• What the task asks:
Pull each line holding the word "ORIGINAL" from the data.

_ _ _

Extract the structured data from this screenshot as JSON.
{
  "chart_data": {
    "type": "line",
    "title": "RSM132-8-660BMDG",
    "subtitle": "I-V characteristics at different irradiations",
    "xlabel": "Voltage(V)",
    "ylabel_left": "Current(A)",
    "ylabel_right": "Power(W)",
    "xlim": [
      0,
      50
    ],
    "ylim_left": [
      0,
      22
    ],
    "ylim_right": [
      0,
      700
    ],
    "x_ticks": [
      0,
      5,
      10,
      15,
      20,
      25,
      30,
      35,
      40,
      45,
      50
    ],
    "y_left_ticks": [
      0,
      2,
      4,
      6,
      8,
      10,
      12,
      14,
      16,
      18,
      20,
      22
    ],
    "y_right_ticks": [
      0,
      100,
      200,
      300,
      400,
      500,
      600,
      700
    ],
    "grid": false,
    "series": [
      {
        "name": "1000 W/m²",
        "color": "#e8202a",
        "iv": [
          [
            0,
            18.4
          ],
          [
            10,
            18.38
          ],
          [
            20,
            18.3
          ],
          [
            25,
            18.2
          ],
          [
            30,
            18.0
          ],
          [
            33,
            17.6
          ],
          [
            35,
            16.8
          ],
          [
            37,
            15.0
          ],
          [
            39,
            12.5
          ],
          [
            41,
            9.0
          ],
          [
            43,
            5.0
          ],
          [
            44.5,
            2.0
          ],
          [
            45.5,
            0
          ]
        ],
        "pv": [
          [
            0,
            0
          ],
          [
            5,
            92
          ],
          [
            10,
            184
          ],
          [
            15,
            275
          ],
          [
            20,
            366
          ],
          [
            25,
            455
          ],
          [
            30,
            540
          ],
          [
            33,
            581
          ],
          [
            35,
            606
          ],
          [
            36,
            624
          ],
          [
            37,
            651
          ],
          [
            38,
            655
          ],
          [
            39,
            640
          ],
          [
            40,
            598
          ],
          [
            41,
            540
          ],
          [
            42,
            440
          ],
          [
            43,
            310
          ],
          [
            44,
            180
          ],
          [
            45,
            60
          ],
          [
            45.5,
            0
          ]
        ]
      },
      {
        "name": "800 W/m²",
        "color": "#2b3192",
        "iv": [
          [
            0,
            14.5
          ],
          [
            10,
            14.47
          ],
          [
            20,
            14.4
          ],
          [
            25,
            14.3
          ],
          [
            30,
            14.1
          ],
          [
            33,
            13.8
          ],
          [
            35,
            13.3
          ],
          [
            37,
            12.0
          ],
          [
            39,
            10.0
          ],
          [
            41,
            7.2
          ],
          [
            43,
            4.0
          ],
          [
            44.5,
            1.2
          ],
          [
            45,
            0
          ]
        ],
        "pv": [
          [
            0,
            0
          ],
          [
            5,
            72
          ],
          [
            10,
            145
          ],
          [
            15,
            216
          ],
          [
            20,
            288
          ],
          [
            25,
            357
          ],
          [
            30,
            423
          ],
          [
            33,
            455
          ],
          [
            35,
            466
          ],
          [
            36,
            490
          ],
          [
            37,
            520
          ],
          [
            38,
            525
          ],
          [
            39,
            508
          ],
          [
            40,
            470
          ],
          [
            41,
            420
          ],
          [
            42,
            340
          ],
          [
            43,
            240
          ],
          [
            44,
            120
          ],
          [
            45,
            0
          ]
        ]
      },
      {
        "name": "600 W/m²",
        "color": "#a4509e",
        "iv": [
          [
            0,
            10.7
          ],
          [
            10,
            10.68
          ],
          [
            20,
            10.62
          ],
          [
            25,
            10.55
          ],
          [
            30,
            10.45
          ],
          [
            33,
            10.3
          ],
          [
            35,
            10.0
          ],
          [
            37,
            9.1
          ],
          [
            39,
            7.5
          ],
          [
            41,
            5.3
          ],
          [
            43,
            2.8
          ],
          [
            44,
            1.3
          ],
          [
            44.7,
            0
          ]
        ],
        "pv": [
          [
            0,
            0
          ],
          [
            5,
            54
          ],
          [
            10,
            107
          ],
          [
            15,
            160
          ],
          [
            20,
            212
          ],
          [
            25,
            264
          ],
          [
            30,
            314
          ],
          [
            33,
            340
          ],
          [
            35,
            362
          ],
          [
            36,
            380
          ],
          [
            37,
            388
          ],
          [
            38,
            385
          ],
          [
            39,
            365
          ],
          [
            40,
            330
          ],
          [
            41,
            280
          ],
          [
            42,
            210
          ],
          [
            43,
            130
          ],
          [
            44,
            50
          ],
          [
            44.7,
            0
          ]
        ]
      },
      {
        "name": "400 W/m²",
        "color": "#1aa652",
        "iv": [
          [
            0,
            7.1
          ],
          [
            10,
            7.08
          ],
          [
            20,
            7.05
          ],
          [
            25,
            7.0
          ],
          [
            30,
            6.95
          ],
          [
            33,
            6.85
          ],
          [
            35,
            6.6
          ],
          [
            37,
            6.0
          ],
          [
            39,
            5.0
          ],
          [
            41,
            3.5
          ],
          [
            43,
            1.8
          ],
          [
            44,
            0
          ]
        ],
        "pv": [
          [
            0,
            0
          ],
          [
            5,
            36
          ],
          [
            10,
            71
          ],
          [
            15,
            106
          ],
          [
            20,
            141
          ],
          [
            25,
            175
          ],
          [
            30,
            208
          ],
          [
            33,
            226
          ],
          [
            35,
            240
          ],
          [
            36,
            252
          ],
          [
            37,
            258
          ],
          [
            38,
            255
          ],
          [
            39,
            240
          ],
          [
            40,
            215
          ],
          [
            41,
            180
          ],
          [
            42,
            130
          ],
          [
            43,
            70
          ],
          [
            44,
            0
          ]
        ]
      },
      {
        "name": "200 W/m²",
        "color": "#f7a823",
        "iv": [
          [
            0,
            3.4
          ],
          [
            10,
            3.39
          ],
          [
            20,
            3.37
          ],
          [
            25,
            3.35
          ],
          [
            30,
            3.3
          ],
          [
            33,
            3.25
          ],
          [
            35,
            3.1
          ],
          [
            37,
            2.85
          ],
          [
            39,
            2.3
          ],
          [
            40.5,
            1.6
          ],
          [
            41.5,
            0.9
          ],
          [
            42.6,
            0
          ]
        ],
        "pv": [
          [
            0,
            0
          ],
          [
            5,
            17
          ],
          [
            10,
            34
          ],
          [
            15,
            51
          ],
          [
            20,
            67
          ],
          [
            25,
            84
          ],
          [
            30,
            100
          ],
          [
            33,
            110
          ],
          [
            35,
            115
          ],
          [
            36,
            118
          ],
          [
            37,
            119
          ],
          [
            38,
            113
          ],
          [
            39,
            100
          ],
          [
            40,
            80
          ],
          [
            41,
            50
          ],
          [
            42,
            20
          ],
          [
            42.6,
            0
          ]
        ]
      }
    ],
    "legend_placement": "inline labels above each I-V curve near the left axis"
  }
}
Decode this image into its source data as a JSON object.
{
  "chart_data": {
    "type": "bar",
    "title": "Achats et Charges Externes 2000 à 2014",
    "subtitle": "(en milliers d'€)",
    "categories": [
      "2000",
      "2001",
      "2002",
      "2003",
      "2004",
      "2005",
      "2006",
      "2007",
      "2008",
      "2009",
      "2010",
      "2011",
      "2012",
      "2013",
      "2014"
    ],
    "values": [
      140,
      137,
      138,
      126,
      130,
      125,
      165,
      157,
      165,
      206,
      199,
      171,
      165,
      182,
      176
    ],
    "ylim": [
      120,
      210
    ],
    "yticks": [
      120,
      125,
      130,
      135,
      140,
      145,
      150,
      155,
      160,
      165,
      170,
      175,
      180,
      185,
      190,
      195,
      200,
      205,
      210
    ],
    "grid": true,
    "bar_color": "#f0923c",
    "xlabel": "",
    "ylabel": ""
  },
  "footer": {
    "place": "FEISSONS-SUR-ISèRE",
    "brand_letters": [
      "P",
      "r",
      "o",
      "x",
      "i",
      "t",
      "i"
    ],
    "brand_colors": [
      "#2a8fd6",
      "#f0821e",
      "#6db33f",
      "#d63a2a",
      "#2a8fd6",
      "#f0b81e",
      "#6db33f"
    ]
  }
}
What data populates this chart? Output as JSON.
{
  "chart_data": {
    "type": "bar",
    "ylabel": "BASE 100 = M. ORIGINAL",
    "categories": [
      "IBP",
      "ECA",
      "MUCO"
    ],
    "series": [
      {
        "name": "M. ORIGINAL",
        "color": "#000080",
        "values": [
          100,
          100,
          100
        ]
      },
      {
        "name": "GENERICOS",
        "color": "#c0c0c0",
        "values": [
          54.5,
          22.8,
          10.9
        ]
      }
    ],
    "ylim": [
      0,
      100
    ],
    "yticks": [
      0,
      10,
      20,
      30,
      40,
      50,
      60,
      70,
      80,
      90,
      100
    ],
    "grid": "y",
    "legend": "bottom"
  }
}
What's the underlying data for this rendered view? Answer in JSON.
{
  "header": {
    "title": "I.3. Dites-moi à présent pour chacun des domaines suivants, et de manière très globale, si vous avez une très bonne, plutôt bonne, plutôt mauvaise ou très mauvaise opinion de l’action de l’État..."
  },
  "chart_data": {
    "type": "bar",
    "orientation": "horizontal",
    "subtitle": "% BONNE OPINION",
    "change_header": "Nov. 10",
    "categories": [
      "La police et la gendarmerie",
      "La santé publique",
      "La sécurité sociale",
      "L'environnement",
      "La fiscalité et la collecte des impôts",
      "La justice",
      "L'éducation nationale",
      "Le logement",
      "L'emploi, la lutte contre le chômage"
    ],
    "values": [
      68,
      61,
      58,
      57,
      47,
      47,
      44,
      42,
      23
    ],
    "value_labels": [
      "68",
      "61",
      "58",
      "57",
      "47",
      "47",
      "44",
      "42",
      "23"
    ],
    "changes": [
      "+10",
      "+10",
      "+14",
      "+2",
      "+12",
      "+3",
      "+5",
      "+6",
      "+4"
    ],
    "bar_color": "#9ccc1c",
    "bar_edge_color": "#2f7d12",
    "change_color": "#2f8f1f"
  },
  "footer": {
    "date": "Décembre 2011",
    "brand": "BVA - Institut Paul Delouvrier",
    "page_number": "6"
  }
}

_ _ _

• Response to this exercise:
    "ylabel": "BASE 100 = M. ORIGINAL",
        "name": "M. ORIGINAL",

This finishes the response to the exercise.